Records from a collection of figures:
##########

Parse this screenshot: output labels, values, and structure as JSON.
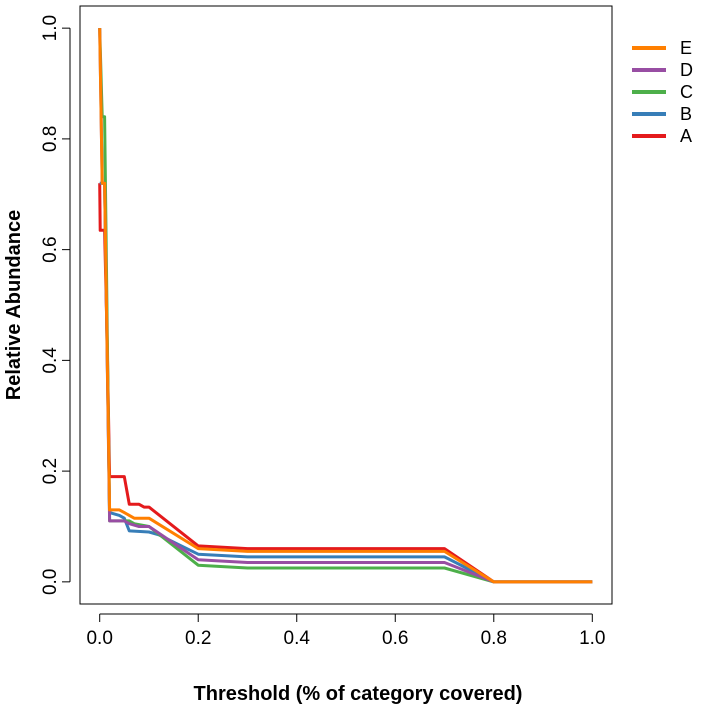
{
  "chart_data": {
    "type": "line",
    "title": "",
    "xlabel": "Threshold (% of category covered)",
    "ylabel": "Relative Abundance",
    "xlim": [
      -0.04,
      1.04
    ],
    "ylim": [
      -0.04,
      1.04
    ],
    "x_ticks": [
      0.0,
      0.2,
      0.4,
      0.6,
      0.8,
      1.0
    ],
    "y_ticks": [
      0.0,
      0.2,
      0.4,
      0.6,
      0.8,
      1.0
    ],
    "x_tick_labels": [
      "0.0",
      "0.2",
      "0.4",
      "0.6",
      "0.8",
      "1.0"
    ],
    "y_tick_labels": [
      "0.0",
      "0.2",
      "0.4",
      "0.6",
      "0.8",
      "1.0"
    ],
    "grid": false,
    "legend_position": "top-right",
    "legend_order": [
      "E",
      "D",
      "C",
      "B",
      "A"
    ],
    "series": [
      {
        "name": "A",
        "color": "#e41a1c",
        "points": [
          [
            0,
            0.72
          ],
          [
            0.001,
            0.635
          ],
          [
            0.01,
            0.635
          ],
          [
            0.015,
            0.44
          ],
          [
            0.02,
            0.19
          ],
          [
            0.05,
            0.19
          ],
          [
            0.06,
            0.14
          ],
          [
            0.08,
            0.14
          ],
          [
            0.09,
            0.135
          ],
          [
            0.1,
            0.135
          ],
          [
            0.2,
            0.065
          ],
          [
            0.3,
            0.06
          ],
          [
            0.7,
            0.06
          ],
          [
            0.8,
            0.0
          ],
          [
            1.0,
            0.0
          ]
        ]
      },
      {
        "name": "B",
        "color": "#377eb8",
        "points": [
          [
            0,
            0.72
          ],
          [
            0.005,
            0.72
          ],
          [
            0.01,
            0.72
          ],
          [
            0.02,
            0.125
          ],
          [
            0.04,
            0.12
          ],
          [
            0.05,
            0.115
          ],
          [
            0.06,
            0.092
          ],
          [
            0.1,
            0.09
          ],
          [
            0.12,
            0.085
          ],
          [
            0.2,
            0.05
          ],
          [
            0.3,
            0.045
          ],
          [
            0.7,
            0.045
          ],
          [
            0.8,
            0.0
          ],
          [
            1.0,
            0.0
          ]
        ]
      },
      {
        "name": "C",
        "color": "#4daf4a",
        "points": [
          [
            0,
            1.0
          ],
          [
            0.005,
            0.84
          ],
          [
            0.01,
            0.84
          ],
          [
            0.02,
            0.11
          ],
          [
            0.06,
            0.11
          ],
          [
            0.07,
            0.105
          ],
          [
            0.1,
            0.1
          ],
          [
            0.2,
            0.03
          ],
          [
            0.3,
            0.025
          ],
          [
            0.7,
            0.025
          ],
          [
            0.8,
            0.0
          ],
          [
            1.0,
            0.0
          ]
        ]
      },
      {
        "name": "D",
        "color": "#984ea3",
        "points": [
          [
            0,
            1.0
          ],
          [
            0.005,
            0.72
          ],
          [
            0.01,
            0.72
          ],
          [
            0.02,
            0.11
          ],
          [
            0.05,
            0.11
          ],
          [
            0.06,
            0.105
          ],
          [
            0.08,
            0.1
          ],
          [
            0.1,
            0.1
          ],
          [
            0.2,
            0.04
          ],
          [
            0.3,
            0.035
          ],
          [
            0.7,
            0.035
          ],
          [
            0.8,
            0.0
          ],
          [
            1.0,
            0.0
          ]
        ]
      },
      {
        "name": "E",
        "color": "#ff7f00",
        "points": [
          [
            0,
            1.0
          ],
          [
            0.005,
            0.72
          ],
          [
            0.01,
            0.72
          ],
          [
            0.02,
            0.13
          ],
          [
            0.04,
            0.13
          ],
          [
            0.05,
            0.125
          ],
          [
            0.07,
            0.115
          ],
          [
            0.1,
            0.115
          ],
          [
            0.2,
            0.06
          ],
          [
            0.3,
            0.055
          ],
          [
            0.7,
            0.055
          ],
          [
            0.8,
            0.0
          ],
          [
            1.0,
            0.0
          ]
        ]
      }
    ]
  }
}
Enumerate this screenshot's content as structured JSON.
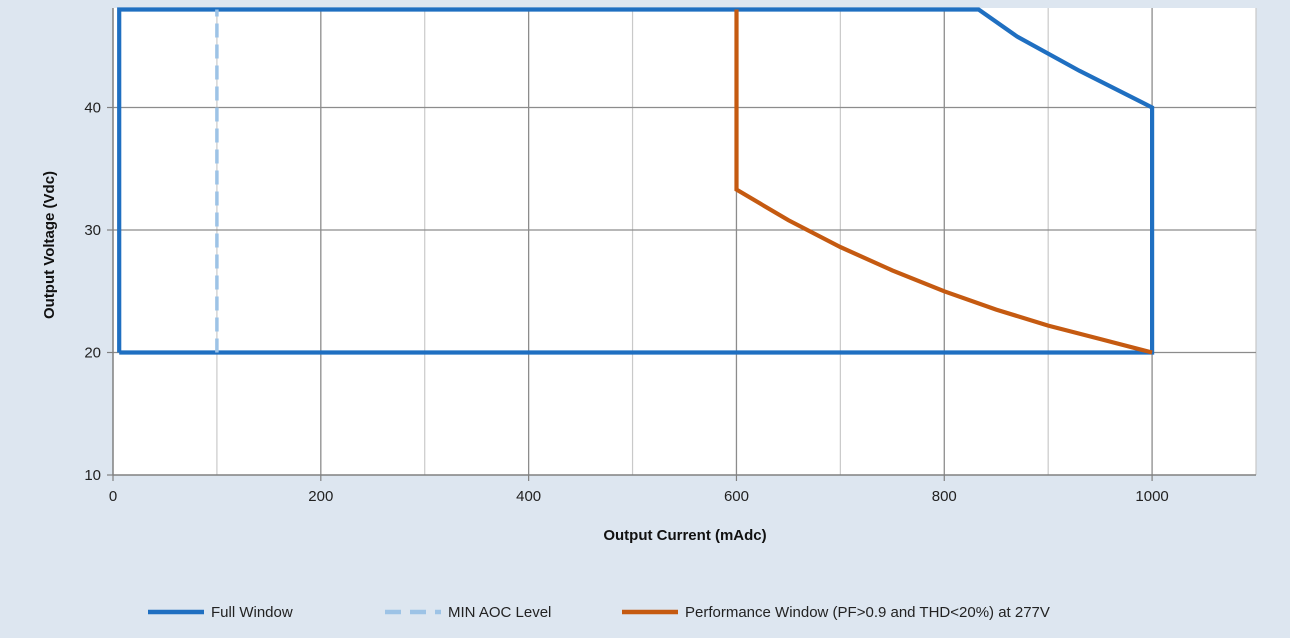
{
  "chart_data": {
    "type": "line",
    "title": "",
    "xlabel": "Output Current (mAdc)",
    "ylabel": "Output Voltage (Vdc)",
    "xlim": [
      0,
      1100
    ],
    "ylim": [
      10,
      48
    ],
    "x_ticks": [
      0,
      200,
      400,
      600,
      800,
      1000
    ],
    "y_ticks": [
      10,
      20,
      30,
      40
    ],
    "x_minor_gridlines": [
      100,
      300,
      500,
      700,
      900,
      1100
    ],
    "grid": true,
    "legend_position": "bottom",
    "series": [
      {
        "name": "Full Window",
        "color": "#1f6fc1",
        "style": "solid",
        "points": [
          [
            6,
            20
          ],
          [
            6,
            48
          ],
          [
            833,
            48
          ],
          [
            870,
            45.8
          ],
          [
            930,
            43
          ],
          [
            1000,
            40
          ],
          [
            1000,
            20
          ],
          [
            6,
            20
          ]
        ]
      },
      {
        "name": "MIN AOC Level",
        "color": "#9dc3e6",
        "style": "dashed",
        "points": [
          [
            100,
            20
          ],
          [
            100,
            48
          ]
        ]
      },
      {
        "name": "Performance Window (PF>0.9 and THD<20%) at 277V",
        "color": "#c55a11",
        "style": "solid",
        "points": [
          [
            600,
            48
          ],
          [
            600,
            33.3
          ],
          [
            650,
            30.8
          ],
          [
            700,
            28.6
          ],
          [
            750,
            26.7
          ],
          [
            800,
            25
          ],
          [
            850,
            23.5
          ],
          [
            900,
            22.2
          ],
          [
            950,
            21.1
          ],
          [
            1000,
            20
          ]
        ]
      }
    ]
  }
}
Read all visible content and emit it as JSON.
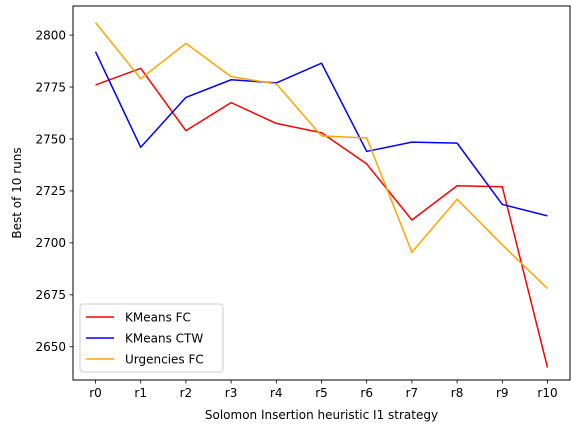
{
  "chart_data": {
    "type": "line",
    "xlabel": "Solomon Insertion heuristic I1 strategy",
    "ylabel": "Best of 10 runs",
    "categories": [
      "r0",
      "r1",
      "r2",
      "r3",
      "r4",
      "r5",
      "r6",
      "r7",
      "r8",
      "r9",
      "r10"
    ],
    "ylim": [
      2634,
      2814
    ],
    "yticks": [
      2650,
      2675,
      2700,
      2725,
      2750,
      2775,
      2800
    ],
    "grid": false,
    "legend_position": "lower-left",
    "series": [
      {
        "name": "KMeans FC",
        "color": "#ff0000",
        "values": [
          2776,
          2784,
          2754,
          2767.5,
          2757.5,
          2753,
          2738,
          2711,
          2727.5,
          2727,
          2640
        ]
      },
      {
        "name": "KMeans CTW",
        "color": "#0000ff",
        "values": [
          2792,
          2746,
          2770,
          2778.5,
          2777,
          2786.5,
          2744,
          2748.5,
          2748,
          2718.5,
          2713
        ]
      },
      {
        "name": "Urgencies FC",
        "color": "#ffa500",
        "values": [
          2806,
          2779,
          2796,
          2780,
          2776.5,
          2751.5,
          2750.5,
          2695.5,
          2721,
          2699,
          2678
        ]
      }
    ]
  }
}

##########

Exercise objective:
State the number of lines in the records that include "Window", and write nothing else.

Written solution:
2